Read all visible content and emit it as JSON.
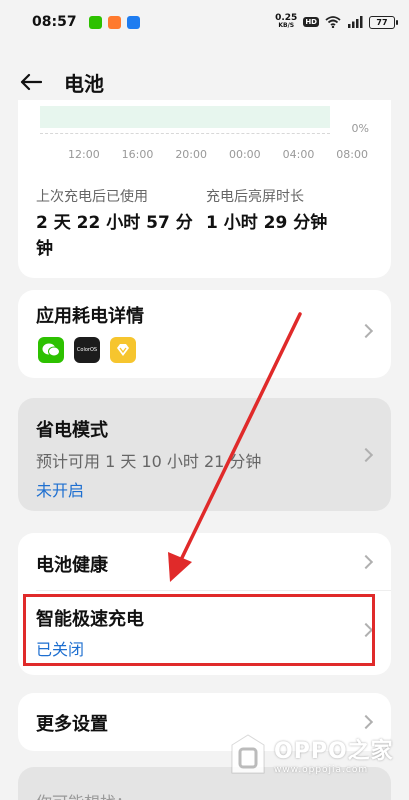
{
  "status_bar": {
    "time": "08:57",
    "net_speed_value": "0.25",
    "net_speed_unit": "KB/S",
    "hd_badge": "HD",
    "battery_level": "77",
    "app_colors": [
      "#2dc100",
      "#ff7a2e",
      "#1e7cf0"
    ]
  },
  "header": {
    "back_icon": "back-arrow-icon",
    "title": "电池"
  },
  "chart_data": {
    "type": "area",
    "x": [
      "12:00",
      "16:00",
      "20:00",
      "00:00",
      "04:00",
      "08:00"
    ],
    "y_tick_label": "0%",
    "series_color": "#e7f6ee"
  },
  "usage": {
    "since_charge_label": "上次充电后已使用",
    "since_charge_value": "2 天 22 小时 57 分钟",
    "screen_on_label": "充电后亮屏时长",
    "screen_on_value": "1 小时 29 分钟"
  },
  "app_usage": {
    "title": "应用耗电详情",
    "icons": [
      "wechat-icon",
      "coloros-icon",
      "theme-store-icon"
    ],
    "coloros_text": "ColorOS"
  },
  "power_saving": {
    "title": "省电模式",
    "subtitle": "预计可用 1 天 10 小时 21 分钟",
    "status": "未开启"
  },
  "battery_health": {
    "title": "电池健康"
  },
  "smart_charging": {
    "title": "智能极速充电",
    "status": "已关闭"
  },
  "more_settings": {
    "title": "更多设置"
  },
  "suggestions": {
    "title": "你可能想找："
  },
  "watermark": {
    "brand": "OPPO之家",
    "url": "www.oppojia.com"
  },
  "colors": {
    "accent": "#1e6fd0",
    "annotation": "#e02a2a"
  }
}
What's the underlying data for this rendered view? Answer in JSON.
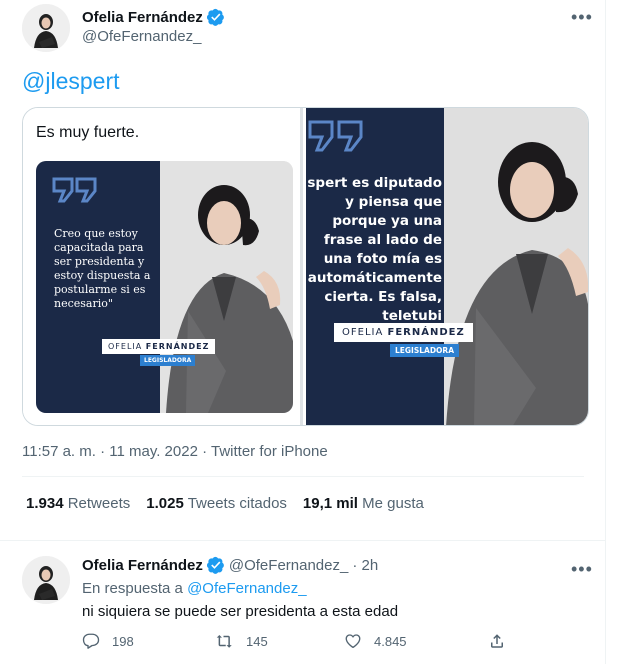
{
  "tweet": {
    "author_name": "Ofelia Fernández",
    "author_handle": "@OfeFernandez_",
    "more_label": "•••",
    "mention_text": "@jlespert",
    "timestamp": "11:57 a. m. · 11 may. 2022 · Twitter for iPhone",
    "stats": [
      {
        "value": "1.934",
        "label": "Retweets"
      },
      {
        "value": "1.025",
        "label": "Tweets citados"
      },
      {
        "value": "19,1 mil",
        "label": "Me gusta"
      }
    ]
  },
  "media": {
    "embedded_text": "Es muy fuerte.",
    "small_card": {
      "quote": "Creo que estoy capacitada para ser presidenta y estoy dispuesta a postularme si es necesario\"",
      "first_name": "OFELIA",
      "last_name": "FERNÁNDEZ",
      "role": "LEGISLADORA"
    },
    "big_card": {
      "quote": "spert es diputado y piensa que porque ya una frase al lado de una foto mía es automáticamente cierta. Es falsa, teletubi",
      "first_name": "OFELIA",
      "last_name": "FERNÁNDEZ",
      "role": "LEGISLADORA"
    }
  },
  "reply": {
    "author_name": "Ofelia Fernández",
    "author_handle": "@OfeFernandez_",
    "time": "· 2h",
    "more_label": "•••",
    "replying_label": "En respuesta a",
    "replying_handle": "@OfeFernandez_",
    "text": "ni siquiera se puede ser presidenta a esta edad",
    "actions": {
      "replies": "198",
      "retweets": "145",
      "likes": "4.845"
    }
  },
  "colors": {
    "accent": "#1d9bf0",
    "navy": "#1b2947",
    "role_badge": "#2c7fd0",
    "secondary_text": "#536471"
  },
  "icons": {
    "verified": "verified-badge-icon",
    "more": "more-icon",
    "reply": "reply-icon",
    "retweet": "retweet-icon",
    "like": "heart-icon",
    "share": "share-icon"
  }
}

+===+

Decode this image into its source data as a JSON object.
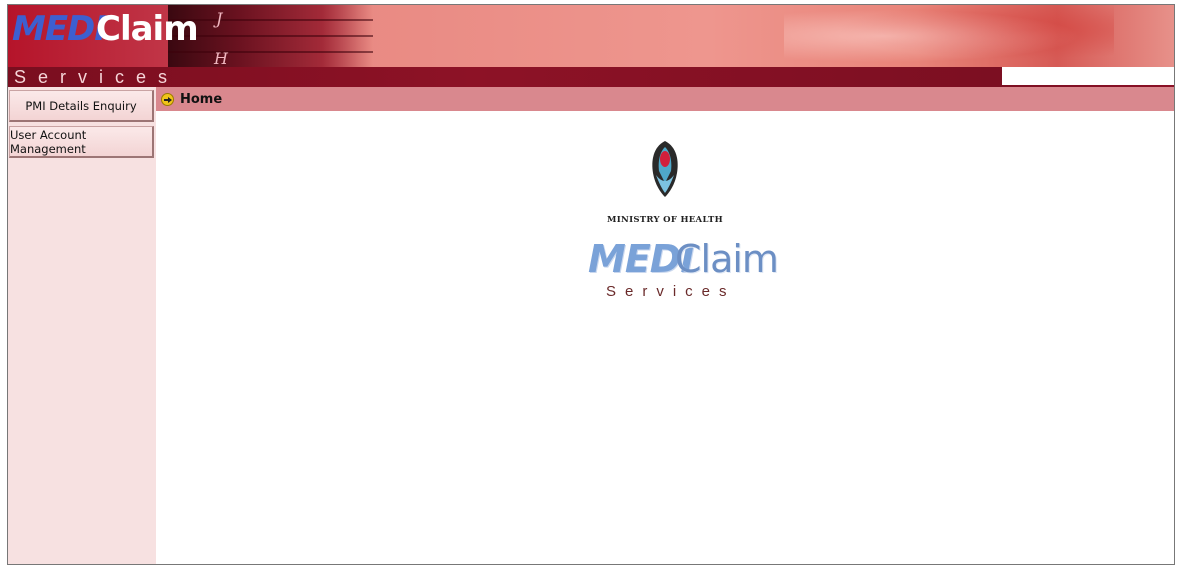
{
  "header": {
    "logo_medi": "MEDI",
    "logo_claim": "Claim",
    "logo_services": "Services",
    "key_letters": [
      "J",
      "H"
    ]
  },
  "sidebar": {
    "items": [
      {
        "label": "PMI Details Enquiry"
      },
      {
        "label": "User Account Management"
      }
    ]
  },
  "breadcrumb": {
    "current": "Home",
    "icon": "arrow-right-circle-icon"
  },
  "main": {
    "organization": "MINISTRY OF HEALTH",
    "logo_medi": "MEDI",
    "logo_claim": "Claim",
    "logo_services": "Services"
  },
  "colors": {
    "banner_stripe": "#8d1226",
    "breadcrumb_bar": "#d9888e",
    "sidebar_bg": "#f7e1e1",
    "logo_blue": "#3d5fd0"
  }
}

+===+

[What to work on] From the listing above, pick out each line where the word "JSON" appears.

[Task answer]
Read all visible content and emit it as JSON.
What's the underlying data for this rendered view? Answer in JSON.
Decode this image into its source data as a JSON object.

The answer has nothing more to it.